**Problem details:**
Take the line that contains "Convert this document image to plain text." and every line after it in the material below, and quote them exactly.

Recorded data:
-- Begin --

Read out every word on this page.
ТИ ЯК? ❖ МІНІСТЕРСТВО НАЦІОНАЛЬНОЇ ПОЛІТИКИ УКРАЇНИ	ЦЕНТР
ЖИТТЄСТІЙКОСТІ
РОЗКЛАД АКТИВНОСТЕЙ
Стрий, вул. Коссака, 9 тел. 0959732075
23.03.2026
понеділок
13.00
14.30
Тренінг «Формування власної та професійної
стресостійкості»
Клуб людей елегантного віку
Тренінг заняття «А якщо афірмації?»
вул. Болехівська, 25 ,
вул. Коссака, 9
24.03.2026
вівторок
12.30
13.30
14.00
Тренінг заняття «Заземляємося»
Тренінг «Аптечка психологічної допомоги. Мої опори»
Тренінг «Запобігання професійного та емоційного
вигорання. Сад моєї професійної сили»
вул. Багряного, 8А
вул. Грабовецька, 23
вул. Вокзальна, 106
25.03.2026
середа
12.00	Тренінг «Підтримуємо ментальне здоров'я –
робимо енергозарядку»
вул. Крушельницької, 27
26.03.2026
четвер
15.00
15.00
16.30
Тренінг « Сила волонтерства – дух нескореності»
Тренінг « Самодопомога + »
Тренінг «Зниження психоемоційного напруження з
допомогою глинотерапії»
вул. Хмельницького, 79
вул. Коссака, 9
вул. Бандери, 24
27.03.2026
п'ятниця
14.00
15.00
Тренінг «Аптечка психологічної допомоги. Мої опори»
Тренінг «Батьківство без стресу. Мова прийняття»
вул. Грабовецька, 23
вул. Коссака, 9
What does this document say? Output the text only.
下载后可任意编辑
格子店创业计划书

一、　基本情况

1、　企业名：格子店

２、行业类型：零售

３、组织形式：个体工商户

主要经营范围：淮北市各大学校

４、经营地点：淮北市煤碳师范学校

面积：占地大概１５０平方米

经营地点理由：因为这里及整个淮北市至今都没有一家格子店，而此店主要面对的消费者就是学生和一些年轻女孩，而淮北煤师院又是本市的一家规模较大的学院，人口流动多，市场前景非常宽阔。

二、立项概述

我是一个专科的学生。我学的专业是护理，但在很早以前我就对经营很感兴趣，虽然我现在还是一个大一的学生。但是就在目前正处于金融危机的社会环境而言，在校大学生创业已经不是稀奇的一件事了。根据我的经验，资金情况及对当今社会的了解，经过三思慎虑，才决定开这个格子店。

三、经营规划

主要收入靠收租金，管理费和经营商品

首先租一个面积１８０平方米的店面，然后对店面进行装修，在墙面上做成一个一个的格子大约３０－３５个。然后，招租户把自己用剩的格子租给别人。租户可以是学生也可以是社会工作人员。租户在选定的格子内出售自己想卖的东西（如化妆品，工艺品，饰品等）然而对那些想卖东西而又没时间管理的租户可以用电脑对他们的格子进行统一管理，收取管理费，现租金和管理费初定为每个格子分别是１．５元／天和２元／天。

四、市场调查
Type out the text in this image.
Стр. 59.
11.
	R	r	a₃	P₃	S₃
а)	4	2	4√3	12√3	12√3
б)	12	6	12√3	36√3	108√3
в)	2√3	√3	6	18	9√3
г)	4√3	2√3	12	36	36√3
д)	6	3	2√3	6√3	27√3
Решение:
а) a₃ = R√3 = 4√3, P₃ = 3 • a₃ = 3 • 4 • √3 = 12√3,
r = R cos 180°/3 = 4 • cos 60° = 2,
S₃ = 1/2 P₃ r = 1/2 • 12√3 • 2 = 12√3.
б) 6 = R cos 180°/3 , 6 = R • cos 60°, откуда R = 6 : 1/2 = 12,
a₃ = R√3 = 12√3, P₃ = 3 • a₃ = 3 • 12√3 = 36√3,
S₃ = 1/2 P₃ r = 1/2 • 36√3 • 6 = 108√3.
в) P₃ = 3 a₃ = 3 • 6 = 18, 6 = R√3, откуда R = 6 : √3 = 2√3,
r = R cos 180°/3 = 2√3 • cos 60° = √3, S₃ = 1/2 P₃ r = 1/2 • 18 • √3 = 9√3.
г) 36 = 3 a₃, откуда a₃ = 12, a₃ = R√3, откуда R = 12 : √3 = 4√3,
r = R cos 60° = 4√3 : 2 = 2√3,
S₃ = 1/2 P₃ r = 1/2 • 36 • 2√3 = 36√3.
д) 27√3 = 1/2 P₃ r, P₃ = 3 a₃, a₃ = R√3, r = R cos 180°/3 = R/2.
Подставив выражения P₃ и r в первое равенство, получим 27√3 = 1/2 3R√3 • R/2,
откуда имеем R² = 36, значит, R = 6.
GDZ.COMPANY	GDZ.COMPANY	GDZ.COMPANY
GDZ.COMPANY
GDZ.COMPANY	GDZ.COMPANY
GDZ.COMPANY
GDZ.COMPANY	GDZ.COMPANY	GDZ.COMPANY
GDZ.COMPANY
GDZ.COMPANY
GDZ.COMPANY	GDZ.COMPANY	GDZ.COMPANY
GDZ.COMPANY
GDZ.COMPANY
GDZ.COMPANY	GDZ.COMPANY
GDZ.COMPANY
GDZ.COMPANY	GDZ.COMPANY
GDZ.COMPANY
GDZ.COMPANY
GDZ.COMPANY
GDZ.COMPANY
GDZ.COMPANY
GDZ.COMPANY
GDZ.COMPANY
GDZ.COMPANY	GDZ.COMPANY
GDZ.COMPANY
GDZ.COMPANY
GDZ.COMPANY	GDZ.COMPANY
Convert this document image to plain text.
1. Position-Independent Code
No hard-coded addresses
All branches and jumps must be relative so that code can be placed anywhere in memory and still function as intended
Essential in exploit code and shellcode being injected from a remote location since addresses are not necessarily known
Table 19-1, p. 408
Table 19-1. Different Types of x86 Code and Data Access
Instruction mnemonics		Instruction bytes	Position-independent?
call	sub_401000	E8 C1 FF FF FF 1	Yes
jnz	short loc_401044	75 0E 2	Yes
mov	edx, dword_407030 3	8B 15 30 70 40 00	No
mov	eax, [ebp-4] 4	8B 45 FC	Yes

-- End --

**Task output:**
Convert this document image to plain text.
1. Position-Independent Code
No hard-coded addresses
All branches and jumps must be relative so that code can be placed anywhere in memory and still function as intended
Essential in exploit code and shellcode being injected from a remote location since addresses are not necessarily known
Table 19-1, p. 408
Table 19-1. Different Types of x86 Code and Data Access
Instruction mnemonics		Instruction bytes	Position-independent?
call	sub_401000	E8 C1 FF FF FF 1	Yes
jnz	short loc_401044	75 0E 2	Yes
mov	edx, dword_407030 3	8B 15 30 70 40 00	No
mov	eax, [ebp-4] 4	8B 45 FC	Yes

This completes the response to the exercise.